- [Records shown]
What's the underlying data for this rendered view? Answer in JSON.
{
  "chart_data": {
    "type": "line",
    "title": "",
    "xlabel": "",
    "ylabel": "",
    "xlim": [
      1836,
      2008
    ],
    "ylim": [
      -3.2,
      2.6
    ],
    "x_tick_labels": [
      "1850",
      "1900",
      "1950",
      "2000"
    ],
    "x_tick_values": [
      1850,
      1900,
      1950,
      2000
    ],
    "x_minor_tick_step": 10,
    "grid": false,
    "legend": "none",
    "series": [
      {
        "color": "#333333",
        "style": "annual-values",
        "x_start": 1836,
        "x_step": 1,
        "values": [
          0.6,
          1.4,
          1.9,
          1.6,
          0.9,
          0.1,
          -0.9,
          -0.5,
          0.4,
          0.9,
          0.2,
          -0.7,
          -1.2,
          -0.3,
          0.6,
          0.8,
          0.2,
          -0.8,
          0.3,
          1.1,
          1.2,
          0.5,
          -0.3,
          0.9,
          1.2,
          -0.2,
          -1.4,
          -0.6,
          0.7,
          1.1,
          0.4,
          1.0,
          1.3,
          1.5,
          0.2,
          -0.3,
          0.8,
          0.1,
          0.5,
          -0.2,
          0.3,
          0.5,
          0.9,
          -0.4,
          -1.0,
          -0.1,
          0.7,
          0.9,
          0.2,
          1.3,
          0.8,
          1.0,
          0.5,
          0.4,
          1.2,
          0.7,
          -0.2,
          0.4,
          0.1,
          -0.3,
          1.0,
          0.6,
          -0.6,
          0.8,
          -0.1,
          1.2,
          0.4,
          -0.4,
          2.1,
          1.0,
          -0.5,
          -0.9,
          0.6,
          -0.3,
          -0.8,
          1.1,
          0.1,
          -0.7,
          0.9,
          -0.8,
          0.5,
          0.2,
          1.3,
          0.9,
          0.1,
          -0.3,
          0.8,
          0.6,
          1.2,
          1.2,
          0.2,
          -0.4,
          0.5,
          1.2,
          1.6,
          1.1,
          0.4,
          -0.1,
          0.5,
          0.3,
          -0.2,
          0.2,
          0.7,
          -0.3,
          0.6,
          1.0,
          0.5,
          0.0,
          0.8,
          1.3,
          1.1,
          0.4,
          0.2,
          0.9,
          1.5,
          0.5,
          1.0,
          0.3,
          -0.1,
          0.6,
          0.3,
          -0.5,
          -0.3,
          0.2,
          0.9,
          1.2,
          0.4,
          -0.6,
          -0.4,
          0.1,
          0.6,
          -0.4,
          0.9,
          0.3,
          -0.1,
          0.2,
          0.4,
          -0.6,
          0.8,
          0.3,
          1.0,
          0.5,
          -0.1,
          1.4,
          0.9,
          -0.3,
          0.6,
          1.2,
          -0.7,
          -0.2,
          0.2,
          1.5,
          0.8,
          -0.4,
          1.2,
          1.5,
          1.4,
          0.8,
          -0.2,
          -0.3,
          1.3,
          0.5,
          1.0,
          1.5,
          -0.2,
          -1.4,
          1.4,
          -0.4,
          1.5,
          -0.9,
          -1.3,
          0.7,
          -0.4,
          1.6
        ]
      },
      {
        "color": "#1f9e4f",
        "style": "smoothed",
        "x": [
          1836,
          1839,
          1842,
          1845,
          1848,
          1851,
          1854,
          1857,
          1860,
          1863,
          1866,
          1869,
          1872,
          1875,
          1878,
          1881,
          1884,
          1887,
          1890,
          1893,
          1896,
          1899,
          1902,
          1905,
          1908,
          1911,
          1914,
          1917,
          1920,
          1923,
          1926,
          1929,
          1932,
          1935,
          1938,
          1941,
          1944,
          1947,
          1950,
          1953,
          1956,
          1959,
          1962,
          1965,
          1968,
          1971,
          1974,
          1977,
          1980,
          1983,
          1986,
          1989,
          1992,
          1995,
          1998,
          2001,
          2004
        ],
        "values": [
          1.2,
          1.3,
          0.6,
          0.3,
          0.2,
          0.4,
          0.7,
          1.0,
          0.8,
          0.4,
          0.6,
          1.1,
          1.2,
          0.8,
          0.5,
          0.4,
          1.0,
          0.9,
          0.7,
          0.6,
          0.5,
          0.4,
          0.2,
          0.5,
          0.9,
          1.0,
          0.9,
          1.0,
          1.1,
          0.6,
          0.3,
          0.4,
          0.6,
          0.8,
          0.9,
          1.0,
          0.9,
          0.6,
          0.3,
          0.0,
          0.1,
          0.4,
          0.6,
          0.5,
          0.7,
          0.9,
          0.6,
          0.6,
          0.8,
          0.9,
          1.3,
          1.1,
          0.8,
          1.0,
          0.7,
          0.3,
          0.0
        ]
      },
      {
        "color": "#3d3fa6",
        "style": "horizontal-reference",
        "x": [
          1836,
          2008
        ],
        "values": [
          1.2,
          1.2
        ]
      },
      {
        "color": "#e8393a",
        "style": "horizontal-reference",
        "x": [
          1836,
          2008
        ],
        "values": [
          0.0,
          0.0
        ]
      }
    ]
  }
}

- [Goal] Copy each line holding the word "color" from the listing above.

- [Completed exercise]
        "color": "#333333",
        "color": "#1f9e4f",
        "color": "#3d3fa6",
        "color": "#e8393a",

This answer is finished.